How many of the lines below hold the word "compra"? Answer only with the number.

··········

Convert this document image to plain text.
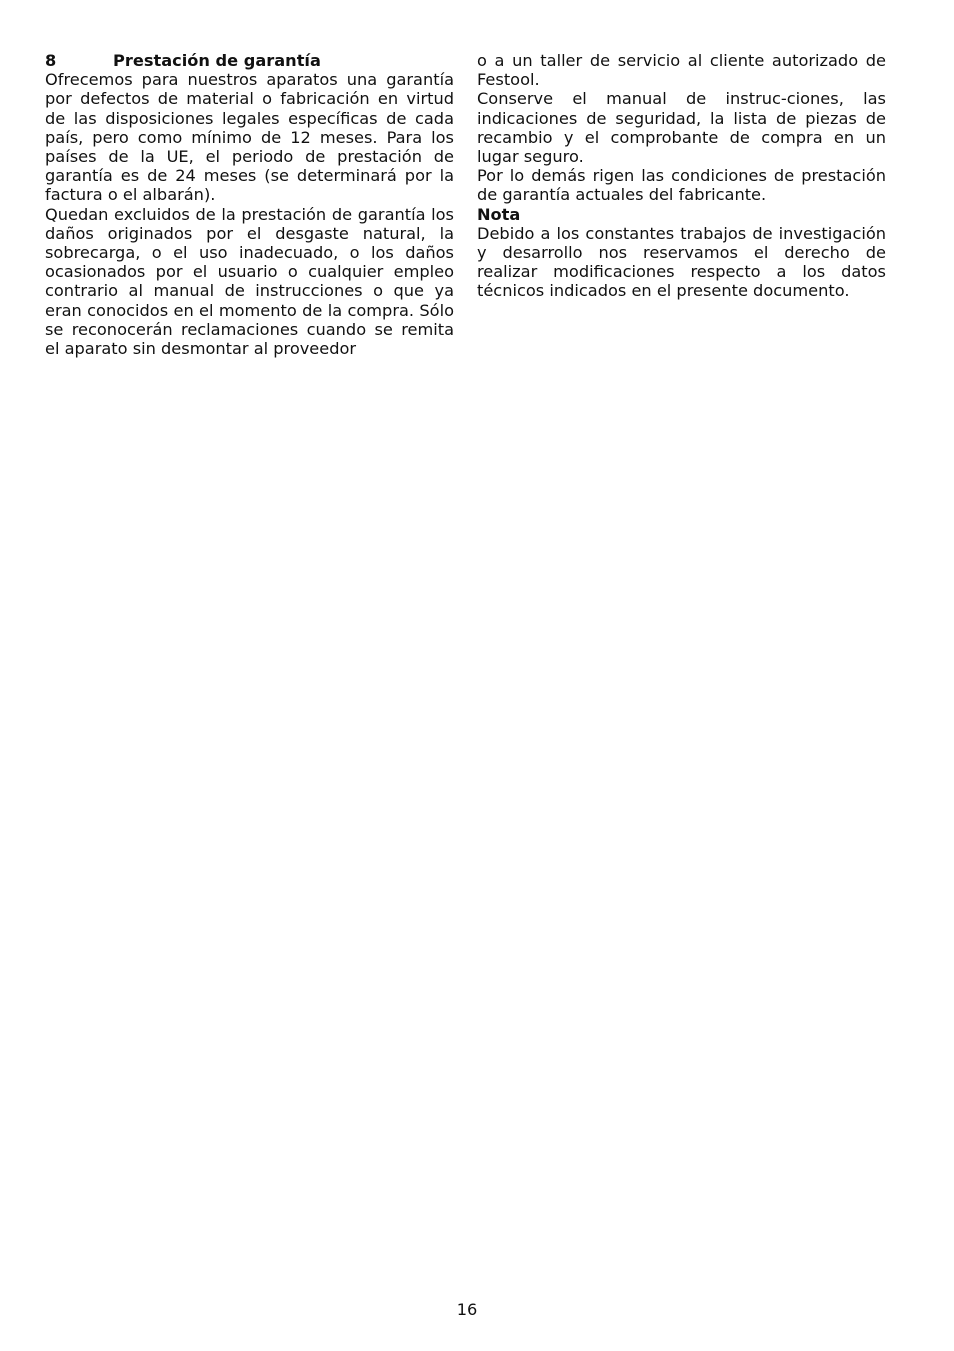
8	Prestación de garantía

Ofrecemos para nuestros aparatos una garantía por defectos de material o fabricación en virtud de las disposiciones legales específicas de cada país, pero como mínimo de 12 meses. Para los países de la UE, el periodo de prestación de garantía es de 24 meses (se determinará por la factura o el albarán).

Quedan excluidos de la prestación de garantía los daños originados por el desgaste natural, la sobrecarga, o el uso inadecuado, o los daños ocasionados por el usuario o cualquier empleo contrario al manual de instrucciones o que ya eran conocidos en el momento de la compra. Sólo se reconocerán reclamaciones cuando se remita el aparato sin desmontar al proveedor

o a un taller de servicio al cliente autorizado de Festool.

Conserve el manual de instruc-ciones, las indicaciones de seguridad, la lista de piezas de recambio y el comprobante de compra en un lugar seguro.

Por lo demás rigen las condiciones de prestación de garantía actuales del fabricante.

Nota

Debido a los constantes trabajos de investigación y desarrollo nos reservamos el derecho de realizar modificaciones respecto a los datos técnicos indicados en el presente documento.

16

··········

Result for this task -
2